● **Task objective**: Give only the number of lines in the listing below where the string "Daily" occurs.
━━━━━ Records provided ━━━━━
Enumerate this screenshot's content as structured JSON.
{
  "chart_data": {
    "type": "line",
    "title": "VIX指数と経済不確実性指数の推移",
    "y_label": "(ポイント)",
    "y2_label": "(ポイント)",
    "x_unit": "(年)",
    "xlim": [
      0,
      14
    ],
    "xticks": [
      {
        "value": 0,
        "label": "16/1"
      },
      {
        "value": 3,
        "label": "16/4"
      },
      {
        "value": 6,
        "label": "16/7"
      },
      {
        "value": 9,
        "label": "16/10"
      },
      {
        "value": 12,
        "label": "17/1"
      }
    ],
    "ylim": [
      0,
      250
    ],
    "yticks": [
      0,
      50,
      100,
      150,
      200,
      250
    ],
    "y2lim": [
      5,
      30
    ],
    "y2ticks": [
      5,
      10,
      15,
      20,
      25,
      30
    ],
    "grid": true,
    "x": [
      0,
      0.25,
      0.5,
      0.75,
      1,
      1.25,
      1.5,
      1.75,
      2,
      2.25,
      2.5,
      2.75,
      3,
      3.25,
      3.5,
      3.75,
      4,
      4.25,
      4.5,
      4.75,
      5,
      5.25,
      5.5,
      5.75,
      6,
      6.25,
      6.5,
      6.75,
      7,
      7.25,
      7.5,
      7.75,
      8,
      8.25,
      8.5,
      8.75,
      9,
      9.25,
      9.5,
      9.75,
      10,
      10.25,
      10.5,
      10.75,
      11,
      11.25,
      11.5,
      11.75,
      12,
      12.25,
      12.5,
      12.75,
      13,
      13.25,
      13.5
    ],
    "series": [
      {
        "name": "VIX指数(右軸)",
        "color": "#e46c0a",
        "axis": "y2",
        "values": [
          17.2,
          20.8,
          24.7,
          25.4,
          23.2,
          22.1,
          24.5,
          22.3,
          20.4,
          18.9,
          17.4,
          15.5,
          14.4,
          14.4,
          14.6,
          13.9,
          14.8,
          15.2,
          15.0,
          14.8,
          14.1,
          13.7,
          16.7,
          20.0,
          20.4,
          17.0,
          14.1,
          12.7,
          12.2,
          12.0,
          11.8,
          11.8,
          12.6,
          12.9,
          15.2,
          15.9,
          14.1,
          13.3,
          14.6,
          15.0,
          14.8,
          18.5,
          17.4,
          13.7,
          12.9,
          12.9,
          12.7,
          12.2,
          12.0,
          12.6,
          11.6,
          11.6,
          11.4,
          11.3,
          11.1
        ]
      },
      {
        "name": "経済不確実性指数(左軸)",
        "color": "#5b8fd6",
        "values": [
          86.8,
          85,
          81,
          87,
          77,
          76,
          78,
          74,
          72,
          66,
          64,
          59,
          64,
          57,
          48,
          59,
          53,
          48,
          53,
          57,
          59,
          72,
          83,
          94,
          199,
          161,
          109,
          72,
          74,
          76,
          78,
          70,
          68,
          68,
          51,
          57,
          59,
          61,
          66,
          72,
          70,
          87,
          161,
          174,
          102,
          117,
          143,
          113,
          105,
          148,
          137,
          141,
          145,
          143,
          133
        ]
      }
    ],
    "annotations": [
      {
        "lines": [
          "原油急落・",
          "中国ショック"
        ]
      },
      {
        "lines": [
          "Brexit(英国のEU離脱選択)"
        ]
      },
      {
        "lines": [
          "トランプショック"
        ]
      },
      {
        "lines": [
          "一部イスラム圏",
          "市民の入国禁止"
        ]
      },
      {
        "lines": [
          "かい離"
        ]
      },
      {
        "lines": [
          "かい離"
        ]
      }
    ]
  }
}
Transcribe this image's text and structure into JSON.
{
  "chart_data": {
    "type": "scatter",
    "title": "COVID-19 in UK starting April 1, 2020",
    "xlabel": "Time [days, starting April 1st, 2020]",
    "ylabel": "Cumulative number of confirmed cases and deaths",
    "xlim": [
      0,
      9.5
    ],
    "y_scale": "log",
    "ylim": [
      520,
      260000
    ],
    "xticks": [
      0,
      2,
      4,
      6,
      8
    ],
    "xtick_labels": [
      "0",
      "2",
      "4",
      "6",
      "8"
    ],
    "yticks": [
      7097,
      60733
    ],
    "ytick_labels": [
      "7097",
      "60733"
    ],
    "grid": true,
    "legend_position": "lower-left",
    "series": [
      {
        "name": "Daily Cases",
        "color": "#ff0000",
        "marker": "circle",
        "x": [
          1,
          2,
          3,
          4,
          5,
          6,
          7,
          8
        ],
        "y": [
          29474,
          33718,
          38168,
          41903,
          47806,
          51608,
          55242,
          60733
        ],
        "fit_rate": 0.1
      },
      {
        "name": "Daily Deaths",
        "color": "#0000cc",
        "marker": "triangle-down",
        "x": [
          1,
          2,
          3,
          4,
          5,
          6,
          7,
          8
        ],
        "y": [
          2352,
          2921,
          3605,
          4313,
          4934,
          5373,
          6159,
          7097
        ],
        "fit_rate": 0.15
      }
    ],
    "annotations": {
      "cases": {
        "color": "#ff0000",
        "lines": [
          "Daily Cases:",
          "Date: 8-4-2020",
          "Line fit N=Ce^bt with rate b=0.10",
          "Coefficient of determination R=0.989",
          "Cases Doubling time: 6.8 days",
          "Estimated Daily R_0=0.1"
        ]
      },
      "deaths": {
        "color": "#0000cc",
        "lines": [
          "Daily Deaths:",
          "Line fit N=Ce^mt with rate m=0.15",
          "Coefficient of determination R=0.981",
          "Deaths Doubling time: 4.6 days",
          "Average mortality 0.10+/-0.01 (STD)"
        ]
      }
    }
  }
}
━━━━━
● **The response**: 5